WORK TO BE COMPLETED:
Would you return the complete listing below word for word?

--- BEGIN RECORDS TO PROCESS ---

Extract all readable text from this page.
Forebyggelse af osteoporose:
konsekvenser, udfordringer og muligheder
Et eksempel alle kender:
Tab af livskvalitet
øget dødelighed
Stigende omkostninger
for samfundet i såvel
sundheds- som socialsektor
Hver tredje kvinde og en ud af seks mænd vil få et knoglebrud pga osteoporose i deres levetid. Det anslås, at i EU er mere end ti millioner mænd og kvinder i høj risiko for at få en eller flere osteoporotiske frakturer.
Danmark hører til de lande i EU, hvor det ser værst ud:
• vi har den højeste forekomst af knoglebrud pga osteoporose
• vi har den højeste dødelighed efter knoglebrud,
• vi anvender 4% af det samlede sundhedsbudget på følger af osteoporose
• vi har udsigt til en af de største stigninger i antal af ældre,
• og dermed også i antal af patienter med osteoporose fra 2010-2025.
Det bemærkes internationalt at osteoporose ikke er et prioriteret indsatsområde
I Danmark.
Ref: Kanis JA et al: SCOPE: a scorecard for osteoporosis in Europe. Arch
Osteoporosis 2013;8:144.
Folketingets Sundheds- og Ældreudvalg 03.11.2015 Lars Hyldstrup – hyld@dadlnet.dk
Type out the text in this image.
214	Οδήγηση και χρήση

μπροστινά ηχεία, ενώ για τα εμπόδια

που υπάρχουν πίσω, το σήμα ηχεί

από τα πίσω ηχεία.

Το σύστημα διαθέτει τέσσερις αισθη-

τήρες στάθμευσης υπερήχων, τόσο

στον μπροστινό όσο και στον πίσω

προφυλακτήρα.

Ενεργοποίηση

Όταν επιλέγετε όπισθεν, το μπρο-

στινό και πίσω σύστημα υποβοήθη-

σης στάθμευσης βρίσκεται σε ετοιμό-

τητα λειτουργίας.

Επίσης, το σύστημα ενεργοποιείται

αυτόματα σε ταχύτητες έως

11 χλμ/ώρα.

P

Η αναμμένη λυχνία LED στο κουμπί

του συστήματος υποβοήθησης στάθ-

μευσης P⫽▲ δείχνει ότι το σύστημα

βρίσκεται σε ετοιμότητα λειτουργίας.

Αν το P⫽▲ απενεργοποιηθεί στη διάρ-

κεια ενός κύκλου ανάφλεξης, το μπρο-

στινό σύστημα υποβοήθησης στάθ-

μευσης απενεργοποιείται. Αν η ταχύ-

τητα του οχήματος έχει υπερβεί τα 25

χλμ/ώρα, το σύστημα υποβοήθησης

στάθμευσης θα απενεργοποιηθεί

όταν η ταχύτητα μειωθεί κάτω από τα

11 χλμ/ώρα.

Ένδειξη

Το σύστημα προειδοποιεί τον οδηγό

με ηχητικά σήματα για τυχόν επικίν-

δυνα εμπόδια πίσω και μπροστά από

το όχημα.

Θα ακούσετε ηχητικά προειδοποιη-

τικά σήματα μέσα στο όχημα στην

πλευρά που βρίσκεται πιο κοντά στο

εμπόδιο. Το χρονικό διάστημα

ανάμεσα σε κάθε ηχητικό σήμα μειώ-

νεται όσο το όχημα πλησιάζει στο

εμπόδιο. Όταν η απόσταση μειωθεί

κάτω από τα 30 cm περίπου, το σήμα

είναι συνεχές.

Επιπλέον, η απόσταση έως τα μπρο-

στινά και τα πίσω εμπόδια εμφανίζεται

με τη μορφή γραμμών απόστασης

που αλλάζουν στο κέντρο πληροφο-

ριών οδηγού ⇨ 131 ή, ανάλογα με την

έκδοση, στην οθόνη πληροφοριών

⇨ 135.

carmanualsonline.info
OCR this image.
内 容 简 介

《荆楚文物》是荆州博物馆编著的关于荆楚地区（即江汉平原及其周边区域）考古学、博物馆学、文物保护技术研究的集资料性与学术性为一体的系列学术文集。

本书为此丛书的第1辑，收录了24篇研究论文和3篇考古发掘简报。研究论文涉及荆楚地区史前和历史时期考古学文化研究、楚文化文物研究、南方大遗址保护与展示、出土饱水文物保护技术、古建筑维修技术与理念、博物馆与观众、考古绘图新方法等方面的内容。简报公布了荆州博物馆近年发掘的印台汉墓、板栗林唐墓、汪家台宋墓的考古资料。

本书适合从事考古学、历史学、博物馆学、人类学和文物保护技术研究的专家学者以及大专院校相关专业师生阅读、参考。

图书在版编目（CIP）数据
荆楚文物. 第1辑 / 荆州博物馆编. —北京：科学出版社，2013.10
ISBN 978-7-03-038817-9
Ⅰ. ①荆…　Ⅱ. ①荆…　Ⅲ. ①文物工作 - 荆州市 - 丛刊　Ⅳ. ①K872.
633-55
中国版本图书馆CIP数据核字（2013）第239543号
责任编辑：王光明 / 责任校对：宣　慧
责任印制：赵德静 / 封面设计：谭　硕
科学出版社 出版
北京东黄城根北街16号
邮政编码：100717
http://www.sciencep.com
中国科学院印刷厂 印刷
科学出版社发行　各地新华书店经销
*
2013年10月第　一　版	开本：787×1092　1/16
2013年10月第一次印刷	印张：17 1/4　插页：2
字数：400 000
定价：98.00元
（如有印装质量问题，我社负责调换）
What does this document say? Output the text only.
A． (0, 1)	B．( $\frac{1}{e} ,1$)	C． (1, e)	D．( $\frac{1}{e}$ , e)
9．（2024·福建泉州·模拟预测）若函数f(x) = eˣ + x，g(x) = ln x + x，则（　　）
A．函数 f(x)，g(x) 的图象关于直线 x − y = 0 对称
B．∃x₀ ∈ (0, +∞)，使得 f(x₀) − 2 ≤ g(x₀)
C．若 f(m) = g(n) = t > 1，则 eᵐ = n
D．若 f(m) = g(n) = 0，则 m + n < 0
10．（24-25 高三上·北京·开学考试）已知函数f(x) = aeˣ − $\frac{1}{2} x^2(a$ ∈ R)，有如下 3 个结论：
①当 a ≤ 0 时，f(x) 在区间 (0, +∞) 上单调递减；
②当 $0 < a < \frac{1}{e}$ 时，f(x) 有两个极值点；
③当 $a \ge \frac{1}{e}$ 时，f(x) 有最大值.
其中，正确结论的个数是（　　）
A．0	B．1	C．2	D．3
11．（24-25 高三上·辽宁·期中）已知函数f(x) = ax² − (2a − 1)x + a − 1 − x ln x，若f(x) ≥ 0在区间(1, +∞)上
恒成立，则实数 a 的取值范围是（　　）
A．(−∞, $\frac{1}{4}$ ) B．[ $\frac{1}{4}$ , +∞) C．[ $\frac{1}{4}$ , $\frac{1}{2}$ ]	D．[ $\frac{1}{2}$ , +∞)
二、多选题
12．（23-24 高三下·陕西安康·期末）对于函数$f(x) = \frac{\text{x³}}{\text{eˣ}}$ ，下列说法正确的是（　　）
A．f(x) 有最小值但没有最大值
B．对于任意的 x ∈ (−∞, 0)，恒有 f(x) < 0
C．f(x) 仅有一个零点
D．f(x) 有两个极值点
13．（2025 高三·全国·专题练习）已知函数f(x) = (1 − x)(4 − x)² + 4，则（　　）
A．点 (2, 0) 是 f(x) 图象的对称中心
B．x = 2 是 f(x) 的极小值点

--- END RECORDS TO PROCESS ---

THE RESULT:
Extract all readable text from this page.
Forebyggelse af osteoporose:
konsekvenser, udfordringer og muligheder
Et eksempel alle kender:
Tab af livskvalitet
øget dødelighed
Stigende omkostninger
for samfundet i såvel
sundheds- som socialsektor
Hver tredje kvinde og en ud af seks mænd vil få et knoglebrud pga osteoporose i deres levetid. Det anslås, at i EU er mere end ti millioner mænd og kvinder i høj risiko for at få en eller flere osteoporotiske frakturer.
Danmark hører til de lande i EU, hvor det ser værst ud:
• vi har den højeste forekomst af knoglebrud pga osteoporose
• vi har den højeste dødelighed efter knoglebrud,
• vi anvender 4% af det samlede sundhedsbudget på følger af osteoporose
• vi har udsigt til en af de største stigninger i antal af ældre,
• og dermed også i antal af patienter med osteoporose fra 2010-2025.
Det bemærkes internationalt at osteoporose ikke er et prioriteret indsatsområde
I Danmark.
Ref: Kanis JA et al: SCOPE: a scorecard for osteoporosis in Europe. Arch
Osteoporosis 2013;8:144.
Folketingets Sundheds- og Ældreudvalg 03.11.2015 Lars Hyldstrup – hyld@dadlnet.dk
Type out the text in this image.
214	Οδήγηση και χρήση

μπροστινά ηχεία, ενώ για τα εμπόδια

που υπάρχουν πίσω, το σήμα ηχεί

από τα πίσω ηχεία.

Το σύστημα διαθέτει τέσσερις αισθη-

τήρες στάθμευσης υπερήχων, τόσο

στον μπροστινό όσο και στον πίσω

προφυλακτήρα.

Ενεργοποίηση

Όταν επιλέγετε όπισθεν, το μπρο-

στινό και πίσω σύστημα υποβοήθη-

σης στάθμευσης βρίσκεται σε ετοιμό-

τητα λειτουργίας.

Επίσης, το σύστημα ενεργοποιείται

αυτόματα σε ταχύτητες έως

11 χλμ/ώρα.

P

Η αναμμένη λυχνία LED στο κουμπί

του συστήματος υποβοήθησης στάθ-

μευσης P⫽▲ δείχνει ότι το σύστημα

βρίσκεται σε ετοιμότητα λειτουργίας.

Αν το P⫽▲ απενεργοποιηθεί στη διάρ-

κεια ενός κύκλου ανάφλεξης, το μπρο-

στινό σύστημα υποβοήθησης στάθ-

μευσης απενεργοποιείται. Αν η ταχύ-

τητα του οχήματος έχει υπερβεί τα 25

χλμ/ώρα, το σύστημα υποβοήθησης

στάθμευσης θα απενεργοποιηθεί

όταν η ταχύτητα μειωθεί κάτω από τα

11 χλμ/ώρα.

Ένδειξη

Το σύστημα προειδοποιεί τον οδηγό

με ηχητικά σήματα για τυχόν επικίν-

δυνα εμπόδια πίσω και μπροστά από

το όχημα.

Θα ακούσετε ηχητικά προειδοποιη-

τικά σήματα μέσα στο όχημα στην

πλευρά που βρίσκεται πιο κοντά στο

εμπόδιο. Το χρονικό διάστημα

ανάμεσα σε κάθε ηχητικό σήμα μειώ-

νεται όσο το όχημα πλησιάζει στο

εμπόδιο. Όταν η απόσταση μειωθεί

κάτω από τα 30 cm περίπου, το σήμα

είναι συνεχές.

Επιπλέον, η απόσταση έως τα μπρο-

στινά και τα πίσω εμπόδια εμφανίζεται

με τη μορφή γραμμών απόστασης

που αλλάζουν στο κέντρο πληροφο-

ριών οδηγού ⇨ 131 ή, ανάλογα με την

έκδοση, στην οθόνη πληροφοριών

⇨ 135.

carmanualsonline.info
OCR this image.
内 容 简 介

《荆楚文物》是荆州博物馆编著的关于荆楚地区（即江汉平原及其周边区域）考古学、博物馆学、文物保护技术研究的集资料性与学术性为一体的系列学术文集。

本书为此丛书的第1辑，收录了24篇研究论文和3篇考古发掘简报。研究论文涉及荆楚地区史前和历史时期考古学文化研究、楚文化文物研究、南方大遗址保护与展示、出土饱水文物保护技术、古建筑维修技术与理念、博物馆与观众、考古绘图新方法等方面的内容。简报公布了荆州博物馆近年发掘的印台汉墓、板栗林唐墓、汪家台宋墓的考古资料。

本书适合从事考古学、历史学、博物馆学、人类学和文物保护技术研究的专家学者以及大专院校相关专业师生阅读、参考。

图书在版编目（CIP）数据
荆楚文物. 第1辑 / 荆州博物馆编. —北京：科学出版社，2013.10
ISBN 978-7-03-038817-9
Ⅰ. ①荆…　Ⅱ. ①荆…　Ⅲ. ①文物工作 - 荆州市 - 丛刊　Ⅳ. ①K872.
633-55
中国版本图书馆CIP数据核字（2013）第239543号
责任编辑：王光明 / 责任校对：宣　慧
责任印制：赵德静 / 封面设计：谭　硕
科学出版社 出版
北京东黄城根北街16号
邮政编码：100717
http://www.sciencep.com
中国科学院印刷厂 印刷
科学出版社发行　各地新华书店经销
*
2013年10月第　一　版	开本：787×1092　1/16
2013年10月第一次印刷	印张：17 1/4　插页：2
字数：400 000
定价：98.00元
（如有印装质量问题，我社负责调换）
What does this document say? Output the text only.
A． (0, 1)	B．( $\frac{1}{e} ,1$)	C． (1, e)	D．( $\frac{1}{e}$ , e)
9．（2024·福建泉州·模拟预测）若函数f(x) = eˣ + x，g(x) = ln x + x，则（　　）
A．函数 f(x)，g(x) 的图象关于直线 x − y = 0 对称
B．∃x₀ ∈ (0, +∞)，使得 f(x₀) − 2 ≤ g(x₀)
C．若 f(m) = g(n) = t > 1，则 eᵐ = n
D．若 f(m) = g(n) = 0，则 m + n < 0
10．（24-25 高三上·北京·开学考试）已知函数f(x) = aeˣ − $\frac{1}{2} x^2(a$ ∈ R)，有如下 3 个结论：
①当 a ≤ 0 时，f(x) 在区间 (0, +∞) 上单调递减；
②当 $0 < a < \frac{1}{e}$ 时，f(x) 有两个极值点；
③当 $a \ge \frac{1}{e}$ 时，f(x) 有最大值.
其中，正确结论的个数是（　　）
A．0	B．1	C．2	D．3
11．（24-25 高三上·辽宁·期中）已知函数f(x) = ax² − (2a − 1)x + a − 1 − x ln x，若f(x) ≥ 0在区间(1, +∞)上
恒成立，则实数 a 的取值范围是（　　）
A．(−∞, $\frac{1}{4}$ ) B．[ $\frac{1}{4}$ , +∞) C．[ $\frac{1}{4}$ , $\frac{1}{2}$ ]	D．[ $\frac{1}{2}$ , +∞)
二、多选题
12．（23-24 高三下·陕西安康·期末）对于函数$f(x) = \frac{\text{x³}}{\text{eˣ}}$ ，下列说法正确的是（　　）
A．f(x) 有最小值但没有最大值
B．对于任意的 x ∈ (−∞, 0)，恒有 f(x) < 0
C．f(x) 仅有一个零点
D．f(x) 有两个极值点
13．（2025 高三·全国·专题练习）已知函数f(x) = (1 − x)(4 − x)² + 4，则（　　）
A．点 (2, 0) 是 f(x) 图象的对称中心
B．x = 2 是 f(x) 的极小值点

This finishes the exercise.